● **Given problem**
Extract every line below that contains the word "Exam".

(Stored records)
==================================================

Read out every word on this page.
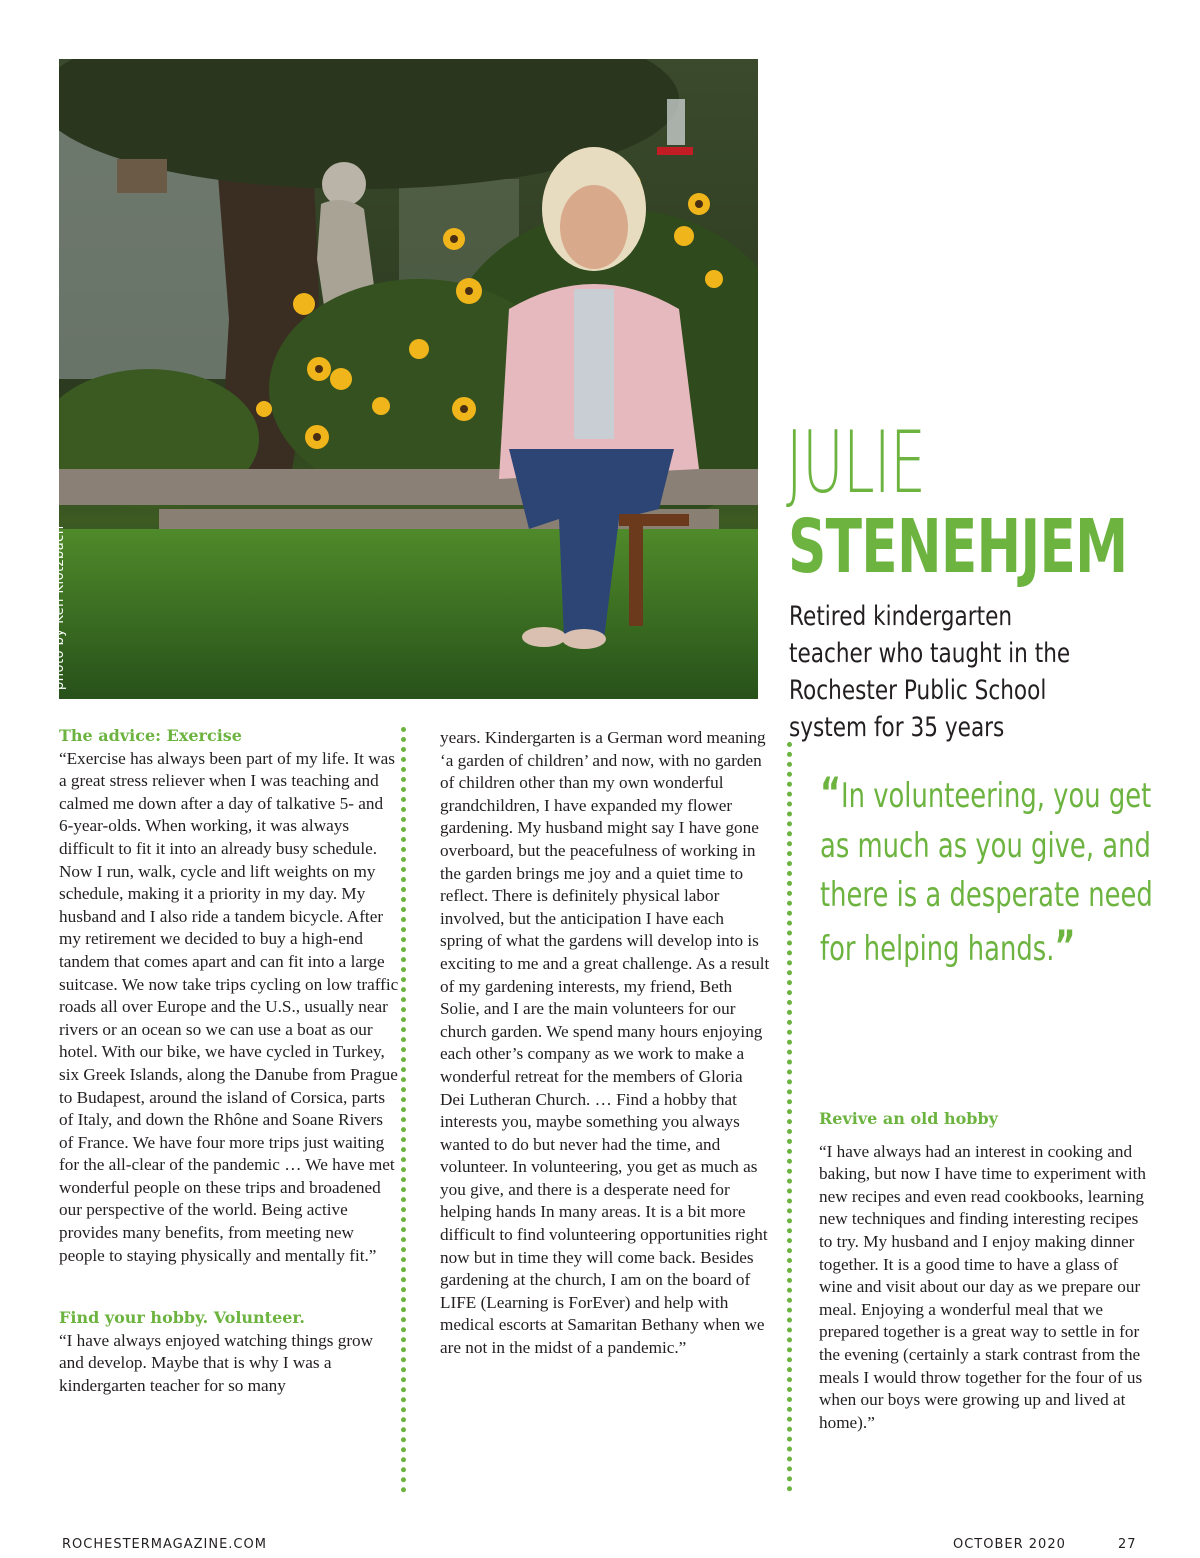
photo by Ken Klotzbach
JULIE
STENEHJEM
Retired kindergarten teacher who taught in the Rochester Public School system for 35 years
“In volunteering, you get as much as you give, and there is a desperate need for helping hands.”

The advice: Exercise

“Exercise has always been part of my life. It was a great stress reliever when I was teaching and calmed me down after a day of talkative 5- and 6-year-olds. When working, it was always difficult to fit it into an already busy schedule. Now I run, walk, cycle and lift weights on my schedule, making it a priority in my day. My husband and I also ride a tandem bicycle. After my retirement we decided to buy a high-end tandem that comes apart and can fit into a large suitcase. We now take trips cycling on low traffic roads all over Europe and the U.S., usually near rivers or an ocean so we can use a boat as our hotel. With our bike, we have cycled in Turkey, six Greek Islands, along the Danube from Prague to Budapest, around the island of Corsica, parts of Italy, and down the Rhône and Soane Rivers of France. We have four more trips just waiting for the all-clear of the pandemic … We have met wonderful people on these trips and broadened our perspective of the world. Being active provides many benefits, from meeting new people to staying physically and mentally fit.”

Find your hobby. Volunteer.

“I have always enjoyed watching things grow and develop. Maybe that is why I was a kindergarten teacher for so many

years. Kindergarten is a German word meaning ‘a garden of children’ and now, with no garden of children other than my own wonderful grandchildren, I have expanded my flower gardening. My husband might say I have gone overboard, but the peacefulness of working in the garden brings me joy and a quiet time to reflect. There is definitely physical labor involved, but the anticipation I have each spring of what the gardens will develop into is exciting to me and a great challenge. As a result of my gardening interests, my friend, Beth Solie, and I are the main volunteers for our church garden. We spend many hours enjoying each other’s company as we work to make a wonderful retreat for the members of Gloria Dei Lutheran Church. … Find a hobby that interests you, maybe something you always wanted to do but never had the time, and volunteer. In volunteering, you get as much as you give, and there is a desperate need for helping hands In many areas. It is a bit more difficult to find volunteering opportunities right now but in time they will come back. Besides gardening at the church, I am on the board of LIFE (Learning is ForEver) and help with medical escorts at Samaritan Bethany when we are not in the midst of a pandemic.”

Revive an old hobby

“I have always had an interest in cooking and baking, but now I have time to experiment with new recipes and even read cookbooks, learning new techniques and finding interesting recipes to try. My husband and I enjoy making dinner together. It is a good time to have a glass of wine and visit about our day as we prepare our meal. Enjoying a wonderful meal that we prepared together is a great way to settle in for the evening (certainly a stark contrast from the meals I would throw together for the four of us when our boys were growing up and lived at home).”

ROCHESTERMAGAZINE.COM	OCTOBER 2020	27
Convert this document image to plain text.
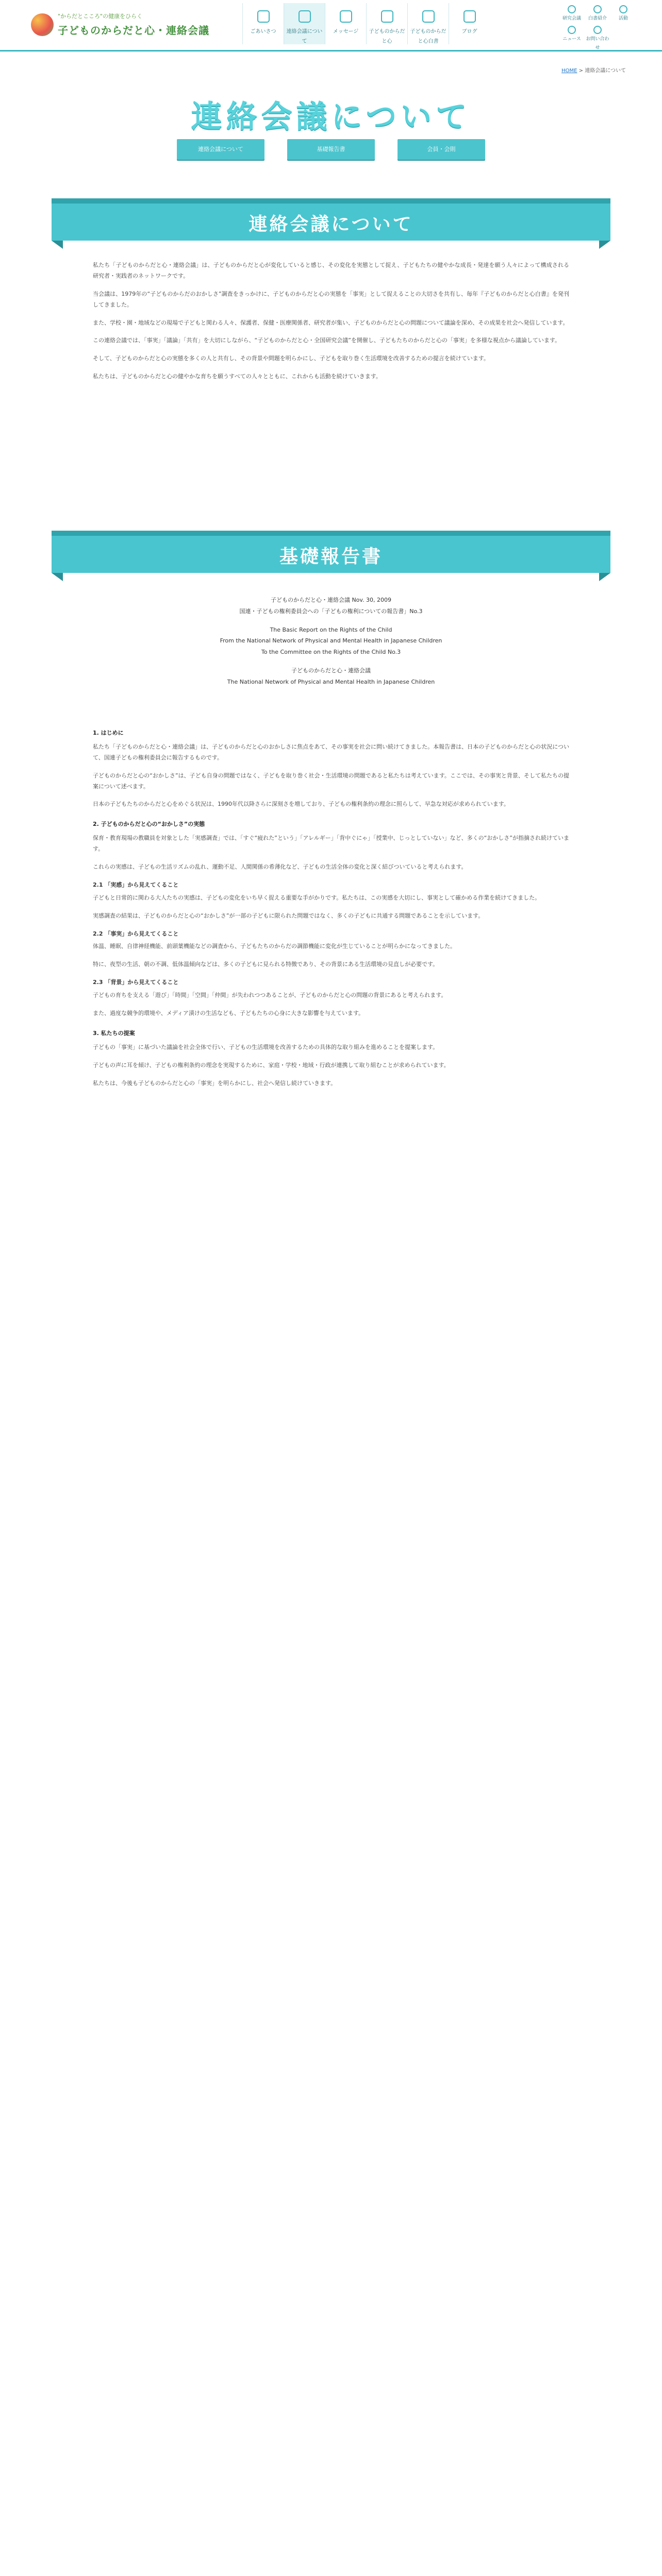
"からだとこころ"の健康をひらく
子どものからだと心・連絡会議	ごあいさつ	連絡会議について
メッセージ	子どものからだと心
子どものからだと心白書
ブログ
研究会議	白書紹介	活動
ニュース	お問い合わせ
HOME > 連絡会議について
連絡会議について
連絡会議について	基礎報告書	会員・会則
連絡会議について

私たち「子どものからだと心・連絡会議」は、子どものからだと心が変化していると感じ、その変化を実態として捉え、子どもたちの健やかな成長・発達を願う人々によって構成される研究者・実践者のネットワークです。

当会議は、1979年の“子どものからだのおかしさ”調査をきっかけに、子どものからだと心の実態を「事実」として捉えることの大切さを共有し、毎年『子どものからだと心白書』を発刊してきました。

また、学校・園・地域などの現場で子どもと関わる人々、保護者、保健・医療関係者、研究者が集い、子どものからだと心の問題について議論を深め、その成果を社会へ発信しています。

この連絡会議では、「事実」「議論」「共有」を大切にしながら、“子どものからだと心・全国研究会議”を開催し、子どもたちのからだと心の「事実」を多様な視点から議論しています。

そして、子どものからだと心の実態を多くの人と共有し、その背景や問題を明らかにし、子どもを取り巻く生活環境を改善するための提言を続けています。

私たちは、子どものからだと心の健やかな育ちを願うすべての人々とともに、これからも活動を続けていきます。

基礎報告書
子どものからだと心・連絡会議 Nov. 30, 2009
国連・子どもの権利委員会への「子どもの権利についての報告書」No.3
The Basic Report on the Rights of the Child
From the National Network of Physical and Mental Health in Japanese Children
To the Committee on the Rights of the Child No.3
子どものからだと心・連絡会議
The National Network of Physical and Mental Health in Japanese Children
1. はじめに

私たち「子どものからだと心・連絡会議」は、子どものからだと心のおかしさに焦点をあて、その事実を社会に問い続けてきました。本報告書は、日本の子どものからだと心の状況について、国連子どもの権利委員会に報告するものです。

子どものからだと心の“おかしさ”は、子ども自身の問題ではなく、子どもを取り巻く社会・生活環境の問題であると私たちは考えています。ここでは、その事実と背景、そして私たちの提案について述べます。

日本の子どもたちのからだと心をめぐる状況は、1990年代以降さらに深刻さを増しており、子どもの権利条約の理念に照らして、早急な対応が求められています。

2. 子どものからだと心の“おかしさ”の実態

保育・教育現場の教職員を対象とした「実感調査」では、「すぐ“疲れた”という」「アレルギー」「背中ぐにゃ」「授業中、じっとしていない」など、多くの“おかしさ”が指摘され続けています。

これらの実感は、子どもの生活リズムの乱れ、運動不足、人間関係の希薄化など、子どもの生活全体の変化と深く結びついていると考えられます。

2.1 「実感」から見えてくること

子どもと日常的に関わる大人たちの実感は、子どもの変化をいち早く捉える重要な手がかりです。私たちは、この実感を大切にし、事実として確かめる作業を続けてきました。

実感調査の結果は、子どものからだと心の“おかしさ”が一部の子どもに限られた問題ではなく、多くの子どもに共通する問題であることを示しています。

2.2 「事実」から見えてくること

体温、睡眠、自律神経機能、前頭葉機能などの調査から、子どもたちのからだの調節機能に変化が生じていることが明らかになってきました。

特に、夜型の生活、朝の不調、低体温傾向などは、多くの子どもに見られる特徴であり、その背景にある生活環境の見直しが必要です。

2.3 「背景」から見えてくること

子どもの育ちを支える「遊び」「時間」「空間」「仲間」が失われつつあることが、子どものからだと心の問題の背景にあると考えられます。

また、過度な競争的環境や、メディア漬けの生活なども、子どもたちの心身に大きな影響を与えています。

3. 私たちの提案

子どもの「事実」に基づいた議論を社会全体で行い、子どもの生活環境を改善するための具体的な取り組みを進めることを提案します。

子どもの声に耳を傾け、子どもの権利条約の理念を実現するために、家庭・学校・地域・行政が連携して取り組むことが求められています。

私たちは、今後も子どものからだと心の「事実」を明らかにし、社会へ発信し続けていきます。
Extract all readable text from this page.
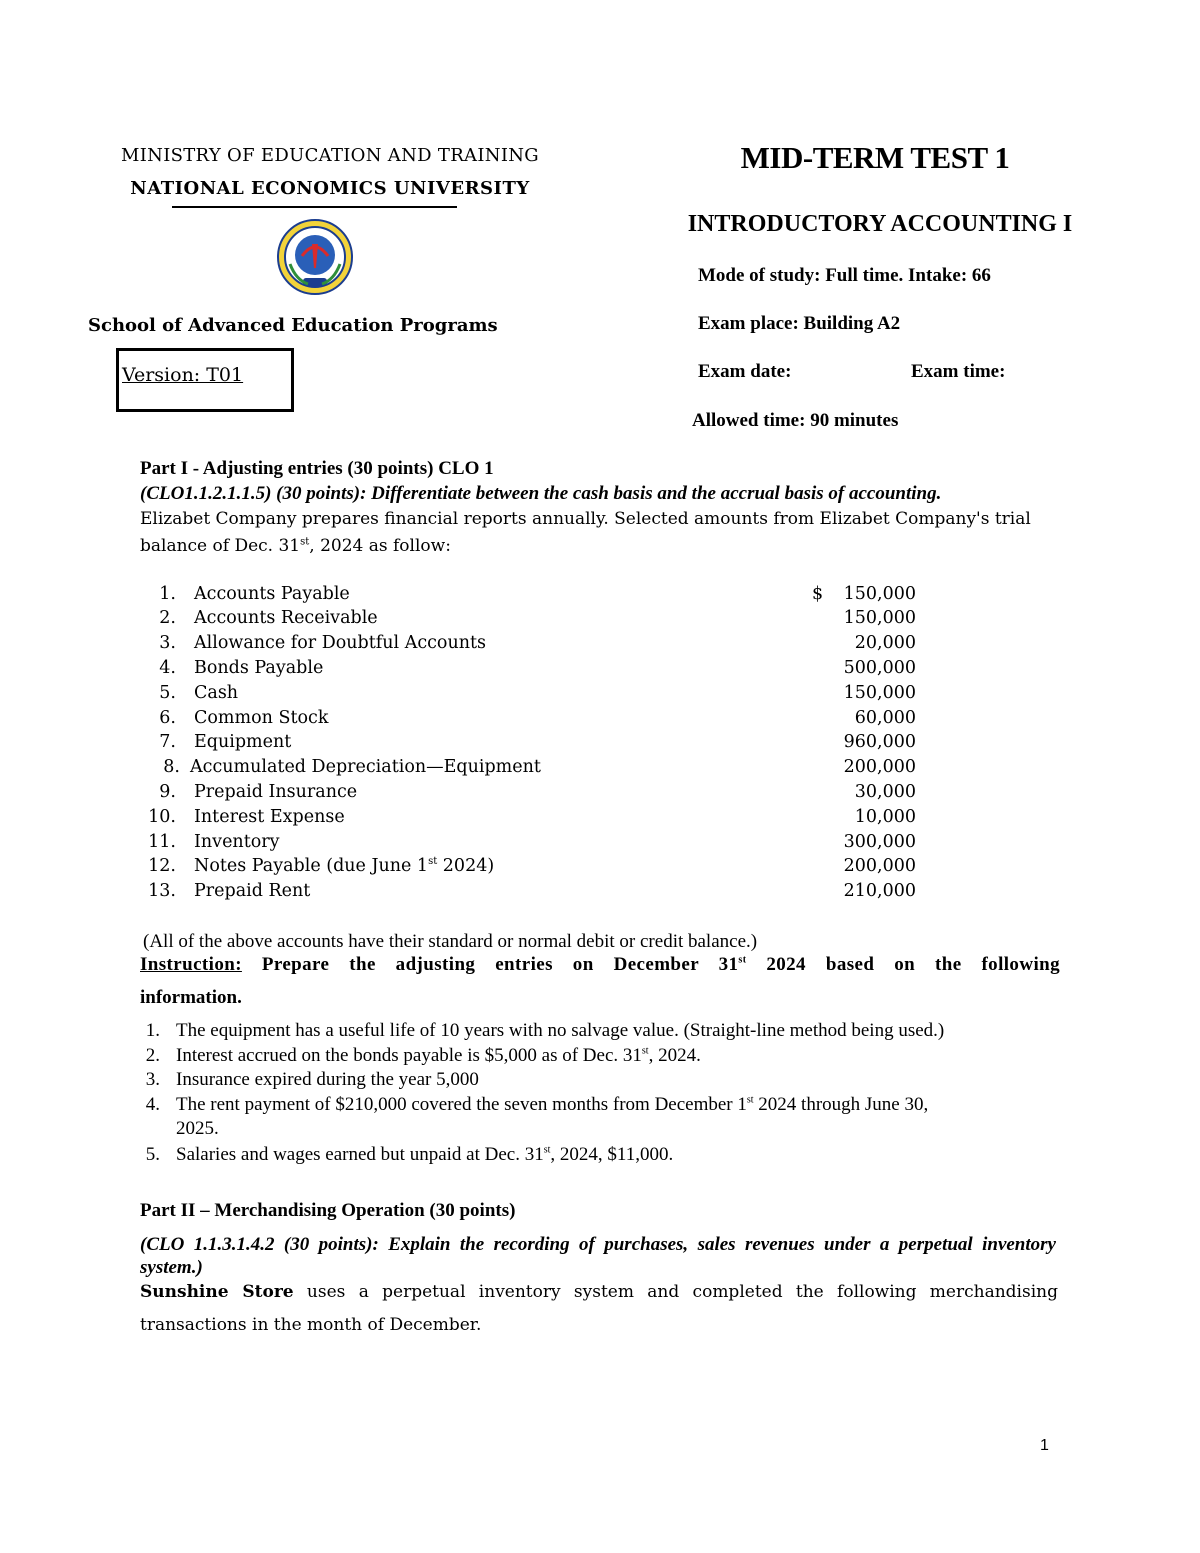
MINISTRY OF EDUCATION AND TRAINING
NATIONAL ECONOMICS UNIVERSITY
School of Advanced Education Programs
Version: T01
MID-TERM TEST 1
INTRODUCTORY ACCOUNTING I
Mode of study: Full time. Intake: 66
Exam place: Building A2
Exam date:	Exam time:
Allowed time: 90 minutes
Part I - Adjusting entries (30 points) CLO 1
(CLO1.1.2.1.1.5) (30 points): Differentiate between the cash basis and the accrual basis of accounting.
Elizabet Company prepares financial reports annually. Selected amounts from Elizabet Company's trial
balance of Dec. 31st, 2024 as follow:
$
1. Accounts Payable	150,000
2. Accounts Receivable	150,000
3. Allowance for Doubtful Accounts	20,000
4. Bonds Payable	500,000
5. Cash	150,000
6. Common Stock	60,000
7. Equipment	960,000
8. Accumulated Depreciation—Equipment	200,000
9. Prepaid Insurance	30,000
10. Interest Expense	10,000
11. Inventory	300,000
12. Notes Payable (due June 1st 2024)	200,000
13. Prepaid Rent	210,000
(All of the above accounts have their standard or normal debit or credit balance.)
Instruction: Prepare the adjusting entries on December 31st 2024 based on the following
information.
1. The equipment has a useful life of 10 years with no salvage value. (Straight-line method being used.)
2. Interest accrued on the bonds payable is $5,000 as of Dec. 31st, 2024.
3. Insurance expired during the year 5,000
4. The rent payment of $210,000 covered the seven months from December 1st 2024 through June 30,
2025.
5. Salaries and wages earned but unpaid at Dec. 31st, 2024, $11,000.
Part II – Merchandising Operation (30 points)
(CLO 1.1.3.1.4.2 (30 points): Explain the recording of purchases, sales revenues under a perpetual inventory system.)
Sunshine Store uses a perpetual inventory system and completed the following merchandising
transactions in the month of December.
1
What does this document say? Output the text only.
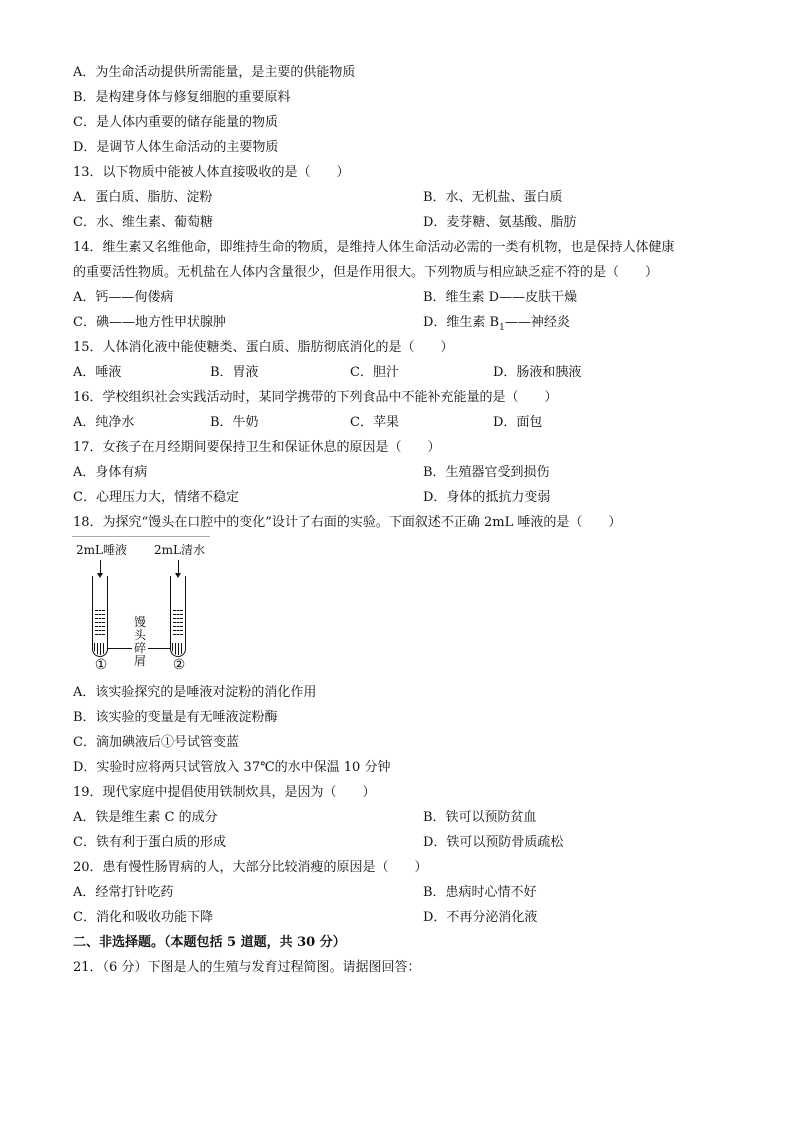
A．为生命活动提供所需能量，是主要的供能物质
B．是构建身体与修复细胞的重要原料
C．是人体内重要的储存能量的物质
D．是调节人体生命活动的主要物质
13．以下物质中能被人体直接吸收的是（　　）
A．蛋白质、脂肪、淀粉	B．水、无机盐、蛋白质
C．水、维生素、葡萄糖	D．麦芽糖、氨基酸、脂肪
14．维生素又名维他命，即维持生命的物质，是维持人体生命活动必需的一类有机物，也是保持人体健康
的重要活性物质。无机盐在人体内含量很少，但是作用很大。下列物质与相应缺乏症不符的是（　　）
A．钙——佝偻病	B．维生素 D——皮肤干燥
C．碘——地方性甲状腺肿	D．维生素 $B_1——$神经炎
15．人体消化液中能使糖类、蛋白质、脂肪彻底消化的是（　　）
A．唾液	B．胃液	C．胆汁	D．肠液和胰液
16．学校组织社会实践活动时，某同学携带的下列食品中不能补充能量的是（　　）
A．纯净水	B．牛奶	C．苹果	D．面包
17．女孩子在月经期间要保持卫生和保证休息的原因是（　　）
A．身体有病	B．生殖器官受到损伤
C．心理压力大，情绪不稳定	D．身体的抵抗力变弱
18．为探究“馒头在口腔中的变化”设计了右面的实验。下面叙述不正确 2mL 唾液的是（　　）
2mL唾液 2mL清水
①	②
馒
头
碎
屑
A．该实验探究的是唾液对淀粉的消化作用
B．该实验的变量是有无唾液淀粉酶
C．滴加碘液后①号试管变蓝
D．实验时应将两只试管放入 37℃的水中保温 10 分钟
19．现代家庭中提倡使用铁制炊具，是因为（　　）
A．铁是维生素 C 的成分	B．铁可以预防贫血
C．铁有利于蛋白质的形成	D．铁可以预防骨质疏松
20．患有慢性肠胃病的人，大部分比较消瘦的原因是（　　）
A．经常打针吃药	B．患病时心情不好
C．消化和吸收功能下降	D．不再分泌消化液
二、非选择题。（本题包括 5 道题，共 30 分）
21．（6 分）下图是人的生殖与发育过程简图。请据图回答：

==================================================

● **Solution to the problem**
Exam place: Building A2
Exam date:	Exam time:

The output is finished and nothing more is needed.